▶ _TASK OBJECTIVE_: Pictures aside, repeat every entry exactly.

▶ _GIVEN RECORDS_:
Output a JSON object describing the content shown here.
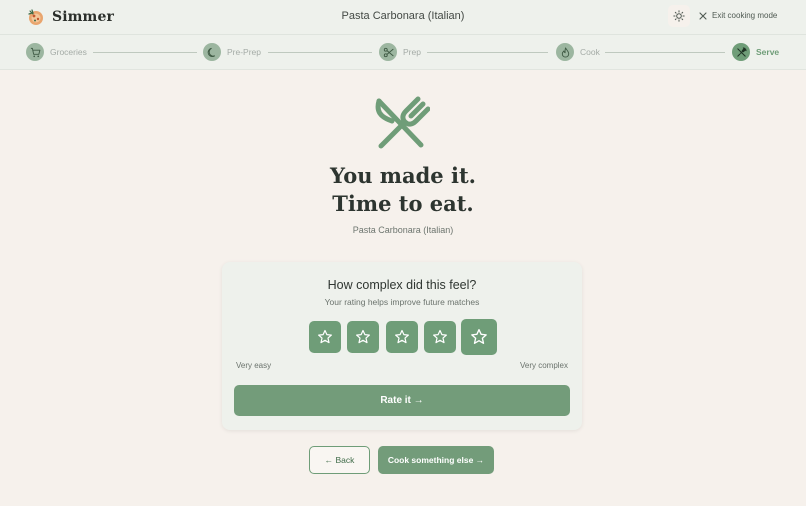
{
  "header": {
    "brand": "Simmer",
    "title": "Pasta Carbonara (Italian)",
    "theme_icon": "sun-icon",
    "exit_label": "Exit cooking mode"
  },
  "stepper": {
    "steps": [
      {
        "label": "Groceries",
        "icon": "cart-icon",
        "active": false
      },
      {
        "label": "Pre-Prep",
        "icon": "moon-icon",
        "active": false
      },
      {
        "label": "Prep",
        "icon": "scissors-icon",
        "active": false
      },
      {
        "label": "Cook",
        "icon": "flame-icon",
        "active": false
      },
      {
        "label": "Serve",
        "icon": "utensils-icon",
        "active": true
      }
    ]
  },
  "hero": {
    "title_line1": "You made it.",
    "title_line2": "Time to eat.",
    "subtitle": "Pasta Carbonara (Italian)"
  },
  "rating": {
    "question": "How complex did this feel?",
    "hint": "Your rating helps improve future matches",
    "star_count": 5,
    "selected": 5,
    "scale_low": "Very easy",
    "scale_high": "Very complex",
    "submit_label": "Rate it →"
  },
  "actions": {
    "back_label": "← Back",
    "cook_again_label": "Cook something else →"
  },
  "colors": {
    "accent": "#6f9d78",
    "background": "#f6f1ec",
    "header": "#eef1ec"
  }
}
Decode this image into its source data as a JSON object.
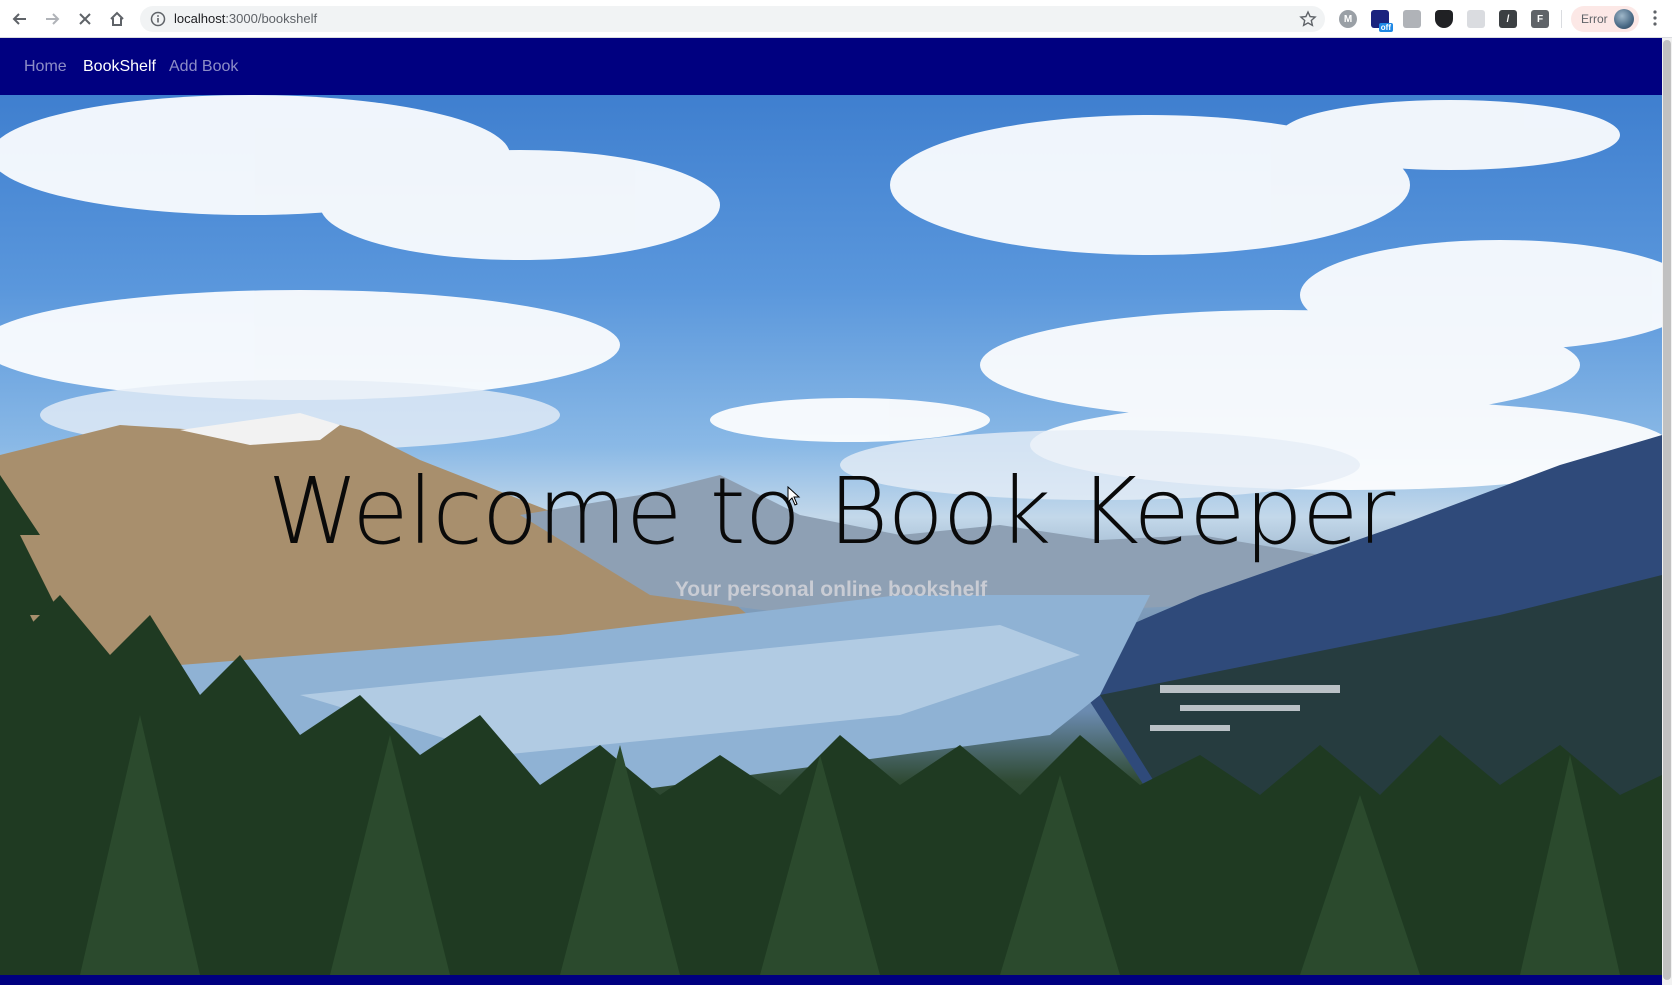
{
  "browser": {
    "url_host": "localhost",
    "url_path": ":3000/bookshelf",
    "status_chip": "Error",
    "icons": [
      "back-icon",
      "forward-icon",
      "stop-icon",
      "home-icon",
      "info-icon",
      "star-icon",
      "kebab-menu-icon"
    ],
    "extensions": [
      {
        "name": "m-extension-icon",
        "color": "#5f6368",
        "glyph": "M"
      },
      {
        "name": "off-extension-icon",
        "color": "#1a237e",
        "glyph": ""
      },
      {
        "name": "image-extension-icon",
        "color": "#9aa0a6",
        "glyph": ""
      },
      {
        "name": "shield-extension-icon",
        "color": "#202124",
        "glyph": ""
      },
      {
        "name": "tabs-extension-icon",
        "color": "#bdc1c6",
        "glyph": ""
      },
      {
        "name": "slash-extension-icon",
        "color": "#3c4043",
        "glyph": "/"
      },
      {
        "name": "f-extension-icon",
        "color": "#5f6368",
        "glyph": "F"
      }
    ]
  },
  "navbar": {
    "background": "#000080",
    "links": [
      {
        "label": "Home",
        "state": "muted"
      },
      {
        "label": "BookShelf",
        "state": "active"
      },
      {
        "label": "Add Book",
        "state": "muted"
      }
    ]
  },
  "hero": {
    "title": "Welcome to Book Keeper",
    "subtitle": "Your personal online bookshelf",
    "image": "mountain-lake-landscape"
  }
}
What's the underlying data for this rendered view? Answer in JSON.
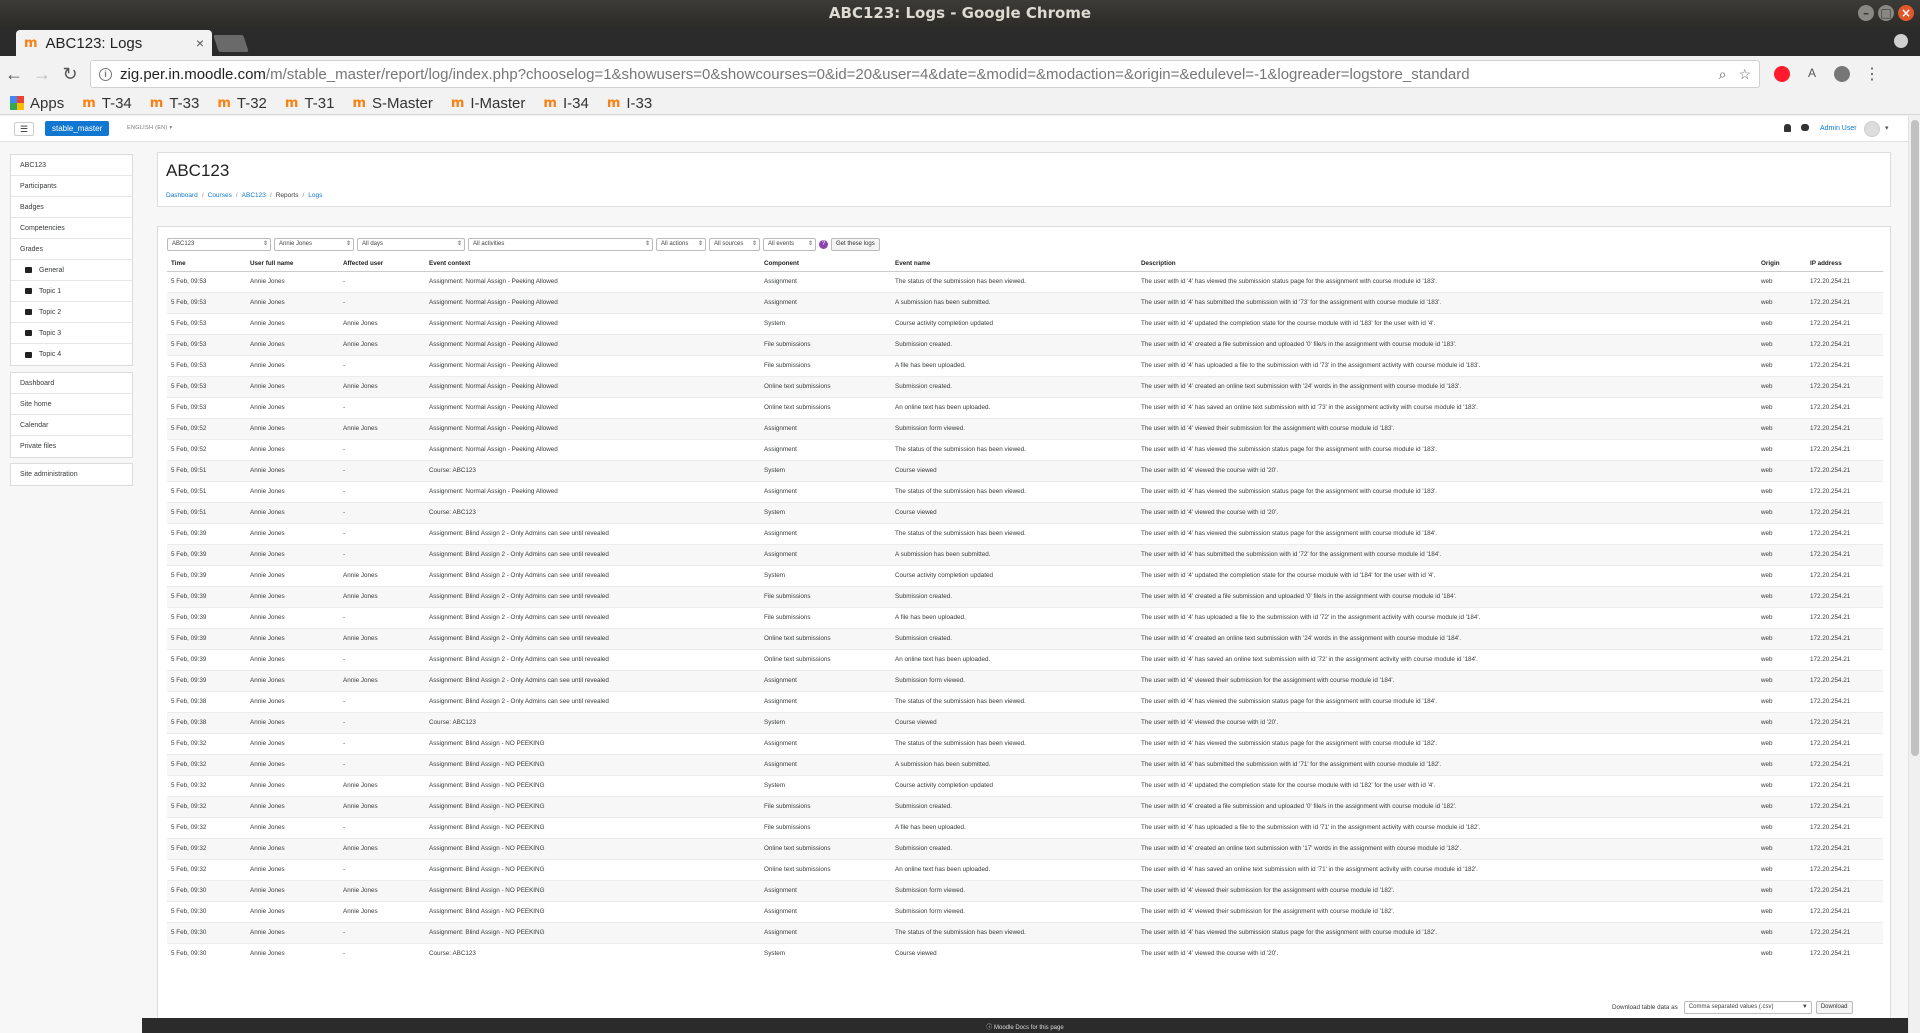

▶ _RESPONSE TO THE EXERCISE_:
Output a JSON object describing the content shown here.
{
  "header": {
    "brand": "Simmer",
    "title": "Pasta Carbonara (Italian)",
    "theme_icon": "sun-icon",
    "exit_label": "Exit cooking mode"
  },
  "stepper": {
    "steps": [
      {
        "label": "Groceries",
        "icon": "cart-icon",
        "active": false
      },
      {
        "label": "Pre-Prep",
        "icon": "moon-icon",
        "active": false
      },
      {
        "label": "Prep",
        "icon": "scissors-icon",
        "active": false
      },
      {
        "label": "Cook",
        "icon": "flame-icon",
        "active": false
      },
      {
        "label": "Serve",
        "icon": "utensils-icon",
        "active": true
      }
    ]
  },
  "hero": {
    "title_line1": "You made it.",
    "title_line2": "Time to eat.",
    "subtitle": "Pasta Carbonara (Italian)"
  },
  "rating": {
    "question": "How complex did this feel?",
    "hint": "Your rating helps improve future matches",
    "star_count": 5,
    "selected": 5,
    "scale_low": "Very easy",
    "scale_high": "Very complex",
    "submit_label": "Rate it →"
  },
  "actions": {
    "back_label": "← Back",
    "cook_again_label": "Cook something else →"
  },
  "colors": {
    "accent": "#6f9d78",
    "background": "#f6f1ec",
    "header": "#eef1ec"
  }
}
Decode this image into its source data as a JSON object.
{
  "browser": {
    "url_host": "localhost",
    "url_path": ":3000/bookshelf",
    "status_chip": "Error",
    "icons": [
      "back-icon",
      "forward-icon",
      "stop-icon",
      "home-icon",
      "info-icon",
      "star-icon",
      "kebab-menu-icon"
    ],
    "extensions": [
      {
        "name": "m-extension-icon",
        "color": "#5f6368",
        "glyph": "M"
      },
      {
        "name": "off-extension-icon",
        "color": "#1a237e",
        "glyph": ""
      },
      {
        "name": "image-extension-icon",
        "color": "#9aa0a6",
        "glyph": ""
      },
      {
        "name": "shield-extension-icon",
        "color": "#202124",
        "glyph": ""
      },
      {
        "name": "tabs-extension-icon",
        "color": "#bdc1c6",
        "glyph": ""
      },
      {
        "name": "slash-extension-icon",
        "color": "#3c4043",
        "glyph": "/"
      },
      {
        "name": "f-extension-icon",
        "color": "#5f6368",
        "glyph": "F"
      }
    ]
  },
  "navbar": {
    "background": "#000080",
    "links": [
      {
        "label": "Home",
        "state": "muted"
      },
      {
        "label": "BookShelf",
        "state": "active"
      },
      {
        "label": "Add Book",
        "state": "muted"
      }
    ]
  },
  "hero": {
    "title": "Welcome to Book Keeper",
    "subtitle": "Your personal online bookshelf",
    "image": "mountain-lake-landscape"
  }
}
What's the underlying data for this rendered view? Answer in JSON.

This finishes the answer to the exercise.